§ Do this:
Quote the entries word for word. Omit the pictures.

========

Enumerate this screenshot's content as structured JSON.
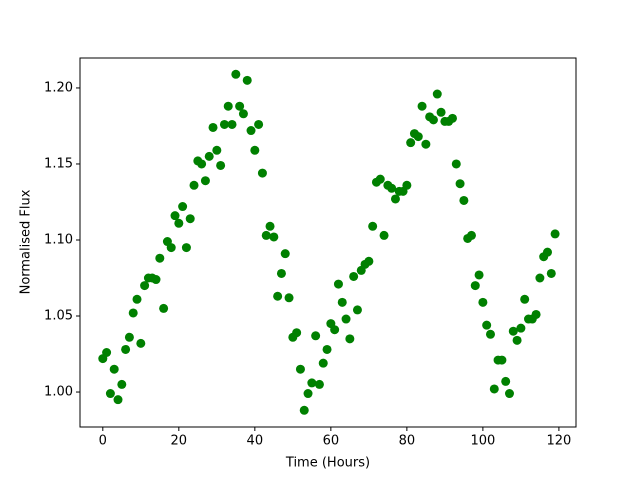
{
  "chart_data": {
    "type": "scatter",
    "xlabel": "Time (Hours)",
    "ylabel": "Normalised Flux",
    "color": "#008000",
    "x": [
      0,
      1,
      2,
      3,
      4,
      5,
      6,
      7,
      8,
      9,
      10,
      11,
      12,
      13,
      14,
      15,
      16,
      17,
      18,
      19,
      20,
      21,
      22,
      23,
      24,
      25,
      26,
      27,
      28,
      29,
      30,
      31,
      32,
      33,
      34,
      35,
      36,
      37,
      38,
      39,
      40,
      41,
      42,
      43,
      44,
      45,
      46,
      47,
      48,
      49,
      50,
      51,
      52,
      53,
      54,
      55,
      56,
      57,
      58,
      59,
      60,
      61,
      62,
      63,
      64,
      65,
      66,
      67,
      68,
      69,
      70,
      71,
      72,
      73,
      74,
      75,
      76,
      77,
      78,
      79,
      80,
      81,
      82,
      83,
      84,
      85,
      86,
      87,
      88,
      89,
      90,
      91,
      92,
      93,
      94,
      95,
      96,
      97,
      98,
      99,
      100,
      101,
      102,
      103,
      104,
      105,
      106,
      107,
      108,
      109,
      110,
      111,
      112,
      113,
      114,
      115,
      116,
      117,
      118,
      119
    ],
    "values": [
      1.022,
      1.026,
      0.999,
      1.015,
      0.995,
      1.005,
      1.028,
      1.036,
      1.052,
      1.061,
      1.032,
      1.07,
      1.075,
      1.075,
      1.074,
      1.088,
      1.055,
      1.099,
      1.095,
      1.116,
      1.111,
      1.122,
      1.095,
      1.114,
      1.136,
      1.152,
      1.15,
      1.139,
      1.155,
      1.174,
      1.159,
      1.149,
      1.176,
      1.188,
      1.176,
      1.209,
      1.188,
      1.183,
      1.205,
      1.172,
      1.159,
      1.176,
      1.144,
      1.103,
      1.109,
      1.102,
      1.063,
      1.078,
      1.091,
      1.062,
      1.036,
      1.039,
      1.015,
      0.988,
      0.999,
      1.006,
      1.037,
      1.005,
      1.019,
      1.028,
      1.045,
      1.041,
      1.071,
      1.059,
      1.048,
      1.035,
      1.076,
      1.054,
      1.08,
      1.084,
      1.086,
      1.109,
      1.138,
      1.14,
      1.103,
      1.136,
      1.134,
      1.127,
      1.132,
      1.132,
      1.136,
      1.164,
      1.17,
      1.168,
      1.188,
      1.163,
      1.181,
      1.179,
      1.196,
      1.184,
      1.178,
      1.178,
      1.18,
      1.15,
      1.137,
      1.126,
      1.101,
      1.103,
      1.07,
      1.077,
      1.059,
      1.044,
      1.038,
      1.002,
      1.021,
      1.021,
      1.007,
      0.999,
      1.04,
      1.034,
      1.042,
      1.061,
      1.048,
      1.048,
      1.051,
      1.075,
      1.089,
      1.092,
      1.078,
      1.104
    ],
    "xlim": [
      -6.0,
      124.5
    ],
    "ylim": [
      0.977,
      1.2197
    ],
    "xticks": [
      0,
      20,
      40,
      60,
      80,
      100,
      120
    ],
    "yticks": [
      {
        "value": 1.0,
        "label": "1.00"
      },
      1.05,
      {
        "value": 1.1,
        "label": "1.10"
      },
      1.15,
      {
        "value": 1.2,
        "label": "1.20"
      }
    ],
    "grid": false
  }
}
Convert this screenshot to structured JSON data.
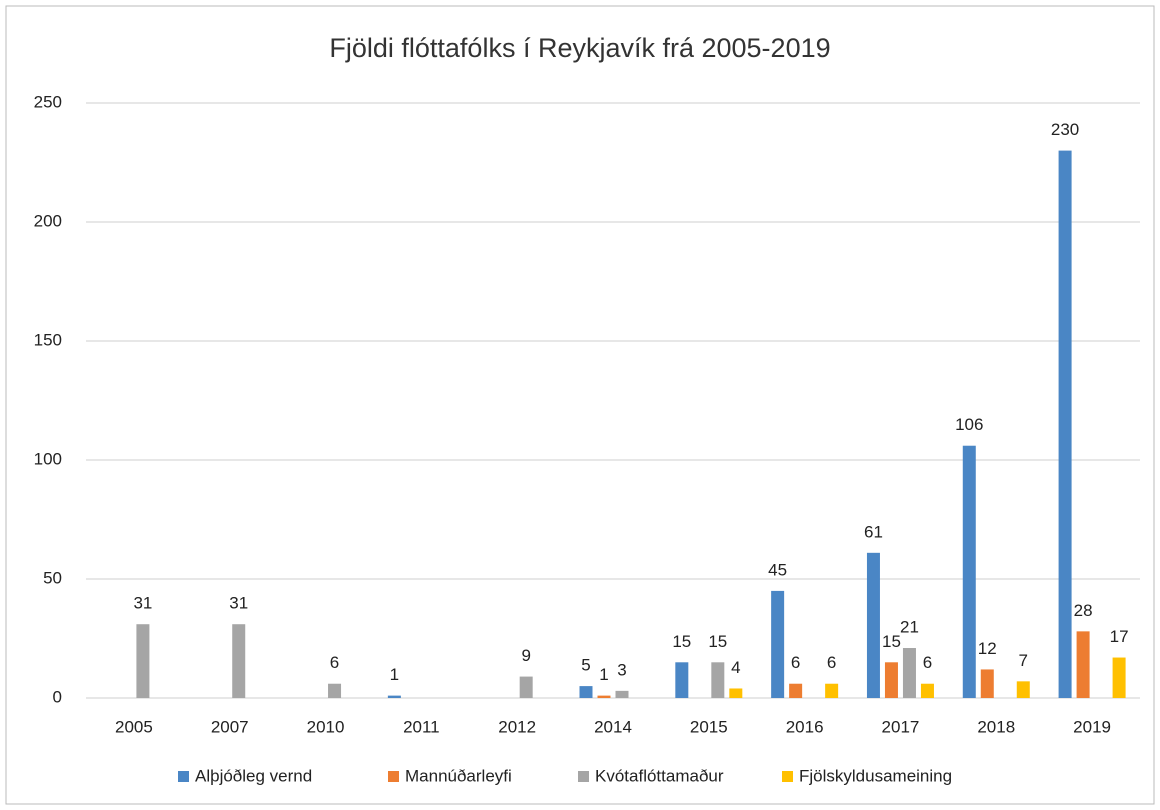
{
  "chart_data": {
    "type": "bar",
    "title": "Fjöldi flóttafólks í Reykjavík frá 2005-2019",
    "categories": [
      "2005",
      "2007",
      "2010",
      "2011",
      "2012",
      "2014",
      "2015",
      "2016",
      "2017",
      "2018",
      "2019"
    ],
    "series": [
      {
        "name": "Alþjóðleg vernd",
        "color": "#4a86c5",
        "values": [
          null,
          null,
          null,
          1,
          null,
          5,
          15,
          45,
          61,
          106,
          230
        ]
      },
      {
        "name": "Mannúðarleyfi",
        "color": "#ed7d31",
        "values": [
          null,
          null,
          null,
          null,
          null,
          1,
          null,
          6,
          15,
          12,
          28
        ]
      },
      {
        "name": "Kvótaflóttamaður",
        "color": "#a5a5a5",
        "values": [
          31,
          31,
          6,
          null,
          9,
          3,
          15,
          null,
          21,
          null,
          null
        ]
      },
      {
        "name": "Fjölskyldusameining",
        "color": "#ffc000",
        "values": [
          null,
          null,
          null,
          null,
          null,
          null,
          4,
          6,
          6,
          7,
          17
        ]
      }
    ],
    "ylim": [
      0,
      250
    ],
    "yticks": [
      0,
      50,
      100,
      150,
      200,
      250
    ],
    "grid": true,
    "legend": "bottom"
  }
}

========

§ Answer:
Enumerate this screenshot's content as structured JSON.
{
  "chart_data": {
    "type": "scatter",
    "xlabel": "Time (Hours)",
    "ylabel": "Normalised Flux",
    "color": "#008000",
    "x": [
      0,
      1,
      2,
      3,
      4,
      5,
      6,
      7,
      8,
      9,
      10,
      11,
      12,
      13,
      14,
      15,
      16,
      17,
      18,
      19,
      20,
      21,
      22,
      23,
      24,
      25,
      26,
      27,
      28,
      29,
      30,
      31,
      32,
      33,
      34,
      35,
      36,
      37,
      38,
      39,
      40,
      41,
      42,
      43,
      44,
      45,
      46,
      47,
      48,
      49,
      50,
      51,
      52,
      53,
      54,
      55,
      56,
      57,
      58,
      59,
      60,
      61,
      62,
      63,
      64,
      65,
      66,
      67,
      68,
      69,
      70,
      71,
      72,
      73,
      74,
      75,
      76,
      77,
      78,
      79,
      80,
      81,
      82,
      83,
      84,
      85,
      86,
      87,
      88,
      89,
      90,
      91,
      92,
      93,
      94,
      95,
      96,
      97,
      98,
      99,
      100,
      101,
      102,
      103,
      104,
      105,
      106,
      107,
      108,
      109,
      110,
      111,
      112,
      113,
      114,
      115,
      116,
      117,
      118,
      119
    ],
    "values": [
      1.022,
      1.026,
      0.999,
      1.015,
      0.995,
      1.005,
      1.028,
      1.036,
      1.052,
      1.061,
      1.032,
      1.07,
      1.075,
      1.075,
      1.074,
      1.088,
      1.055,
      1.099,
      1.095,
      1.116,
      1.111,
      1.122,
      1.095,
      1.114,
      1.136,
      1.152,
      1.15,
      1.139,
      1.155,
      1.174,
      1.159,
      1.149,
      1.176,
      1.188,
      1.176,
      1.209,
      1.188,
      1.183,
      1.205,
      1.172,
      1.159,
      1.176,
      1.144,
      1.103,
      1.109,
      1.102,
      1.063,
      1.078,
      1.091,
      1.062,
      1.036,
      1.039,
      1.015,
      0.988,
      0.999,
      1.006,
      1.037,
      1.005,
      1.019,
      1.028,
      1.045,
      1.041,
      1.071,
      1.059,
      1.048,
      1.035,
      1.076,
      1.054,
      1.08,
      1.084,
      1.086,
      1.109,
      1.138,
      1.14,
      1.103,
      1.136,
      1.134,
      1.127,
      1.132,
      1.132,
      1.136,
      1.164,
      1.17,
      1.168,
      1.188,
      1.163,
      1.181,
      1.179,
      1.196,
      1.184,
      1.178,
      1.178,
      1.18,
      1.15,
      1.137,
      1.126,
      1.101,
      1.103,
      1.07,
      1.077,
      1.059,
      1.044,
      1.038,
      1.002,
      1.021,
      1.021,
      1.007,
      0.999,
      1.04,
      1.034,
      1.042,
      1.061,
      1.048,
      1.048,
      1.051,
      1.075,
      1.089,
      1.092,
      1.078,
      1.104
    ],
    "xlim": [
      -6.0,
      124.5
    ],
    "ylim": [
      0.977,
      1.2197
    ],
    "xticks": [
      0,
      20,
      40,
      60,
      80,
      100,
      120
    ],
    "yticks": [
      {
        "value": 1.0,
        "label": "1.00"
      },
      1.05,
      {
        "value": 1.1,
        "label": "1.10"
      },
      1.15,
      {
        "value": 1.2,
        "label": "1.20"
      }
    ],
    "grid": false
  }
}
Convert this screenshot to structured JSON data.
{
  "chart_data": {
    "type": "bar",
    "title": "Fjöldi flóttafólks í Reykjavík frá 2005-2019",
    "categories": [
      "2005",
      "2007",
      "2010",
      "2011",
      "2012",
      "2014",
      "2015",
      "2016",
      "2017",
      "2018",
      "2019"
    ],
    "series": [
      {
        "name": "Alþjóðleg vernd",
        "color": "#4a86c5",
        "values": [
          null,
          null,
          null,
          1,
          null,
          5,
          15,
          45,
          61,
          106,
          230
        ]
      },
      {
        "name": "Mannúðarleyfi",
        "color": "#ed7d31",
        "values": [
          null,
          null,
          null,
          null,
          null,
          1,
          null,
          6,
          15,
          12,
          28
        ]
      },
      {
        "name": "Kvótaflóttamaður",
        "color": "#a5a5a5",
        "values": [
          31,
          31,
          6,
          null,
          9,
          3,
          15,
          null,
          21,
          null,
          null
        ]
      },
      {
        "name": "Fjölskyldusameining",
        "color": "#ffc000",
        "values": [
          null,
          null,
          null,
          null,
          null,
          null,
          4,
          6,
          6,
          7,
          17
        ]
      }
    ],
    "ylim": [
      0,
      250
    ],
    "yticks": [
      0,
      50,
      100,
      150,
      200,
      250
    ],
    "grid": true,
    "legend": "bottom"
  }
}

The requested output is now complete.